**Selected text**
━━━

Research performance and impact

Contributing to the creation of new knowledge and innovations to improve practice is the main motivation for research in any higher education institution. As such, success in these areas determines research impact and performance, which are the two main dimensions of assessing research. The product of research, impact as a result of the community's ongoing output, quality as a benefit of research results, and utility, or the potential exploitation of the research, are the four main components of research performance, according to (Hermanu et al. 2023a). (Alomary 2020) notes that some academics cluster research performance indicators into two, that is, quantitative and qualitative indicators, further subdividing them into four categories: input, output, outcome, and process. Quantitative indicators include inputs and outputs, whereas qualitative indicators include processes and results. The evaluation of research performance, then, takes into account several input and output variables. Furthermore, Çakir et al. (2015) say that research performance can be explained by output indicators (research outputs), procedures (academic governance), curriculum evaluation at the institution, inputs (research money), and institutional nature (capacity and capability unique to the institution). Therefore, research effectiveness is determined by actions that provide wider outputs, outcomes, and impacts. Accordingly, the data on inputs, research procedures and outputs, outcomes, and impacts are all used to assess if a certain research project is meeting a specific need, reaching a specific beneficiary, or accomplishing a specific goal (Hinrichs-Krapels and Grant, 2016).

━━━

**Information provided**
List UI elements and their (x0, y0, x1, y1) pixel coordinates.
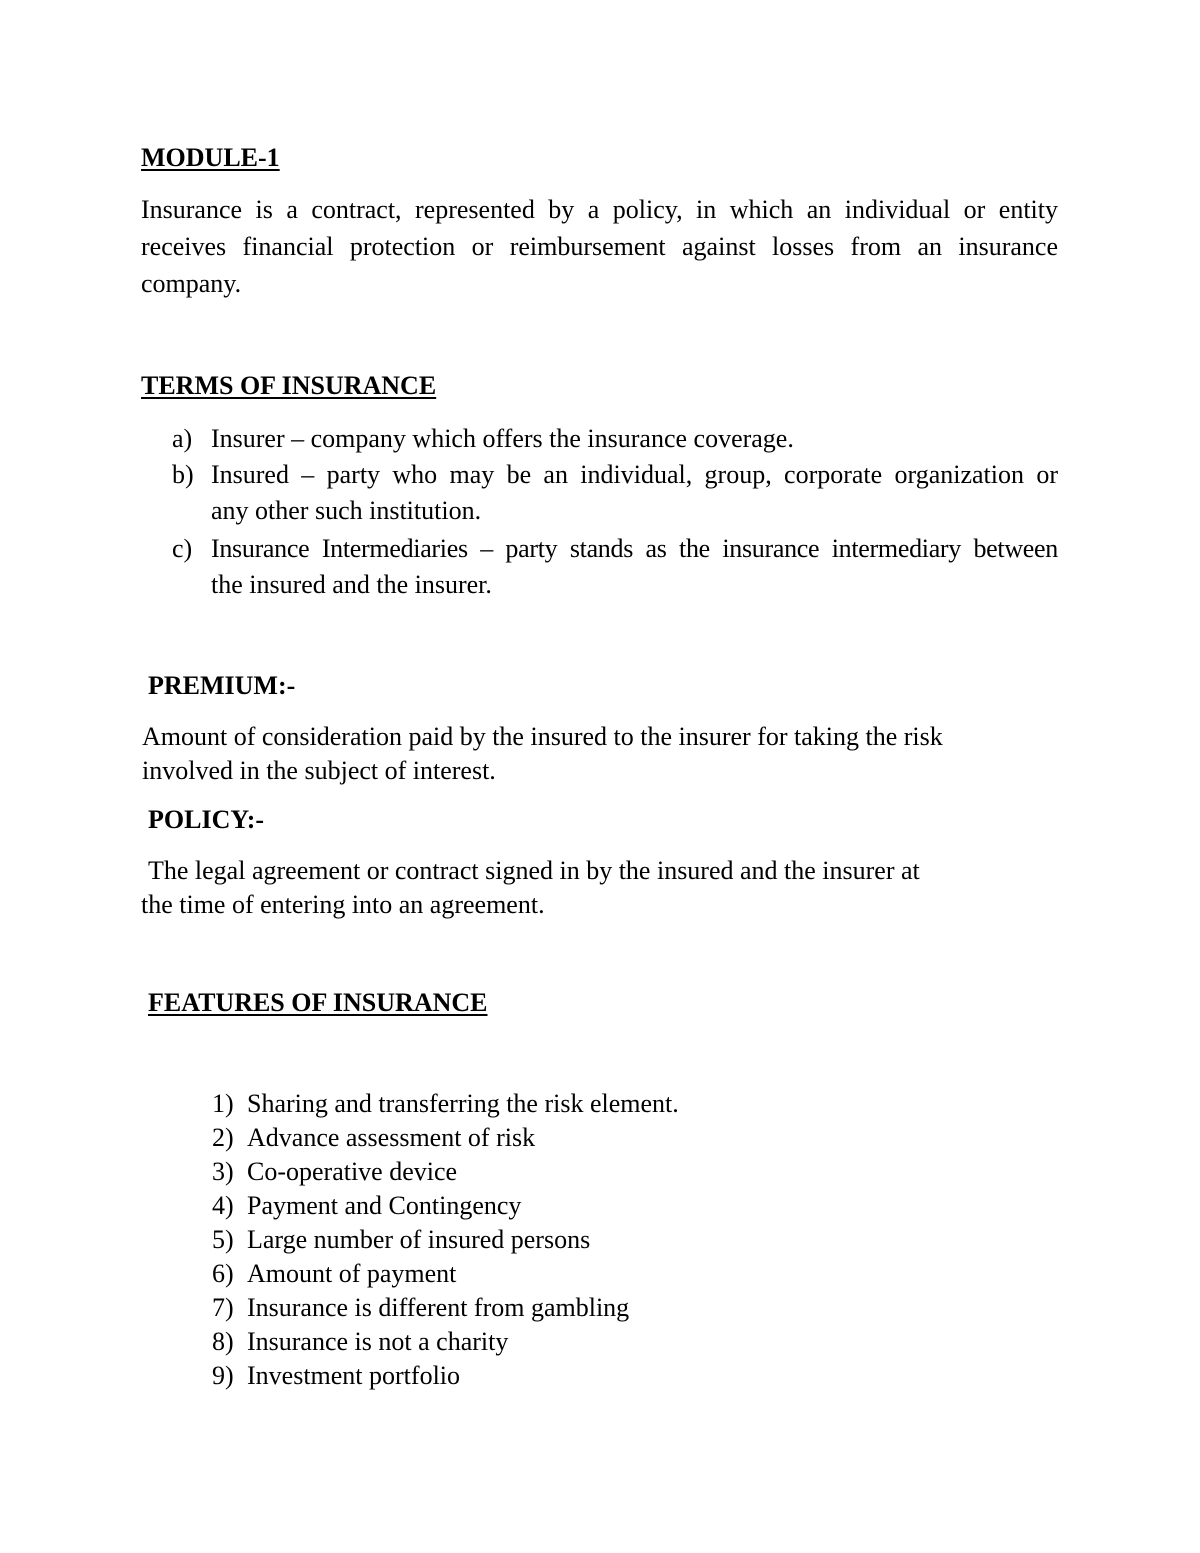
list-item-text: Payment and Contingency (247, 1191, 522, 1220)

━━━

**What the exercise asks**
Say yes or no for whether each statement agrees with the passage on research performance, and quote the passage's deciding words for each: (a) inputs and outputs count as quantitative indicators; (b) Hermanu et al. name three main components of research performance; (c) Çakir et al. treat research money as an input.

**Exercise result**
(a) Yes: "Quantitative indicators include inputs and outputs"
(b) No: "are the four main components of research performance, according to (Hermanu et al. 2023a)"
(c) Yes: "inputs (research money)"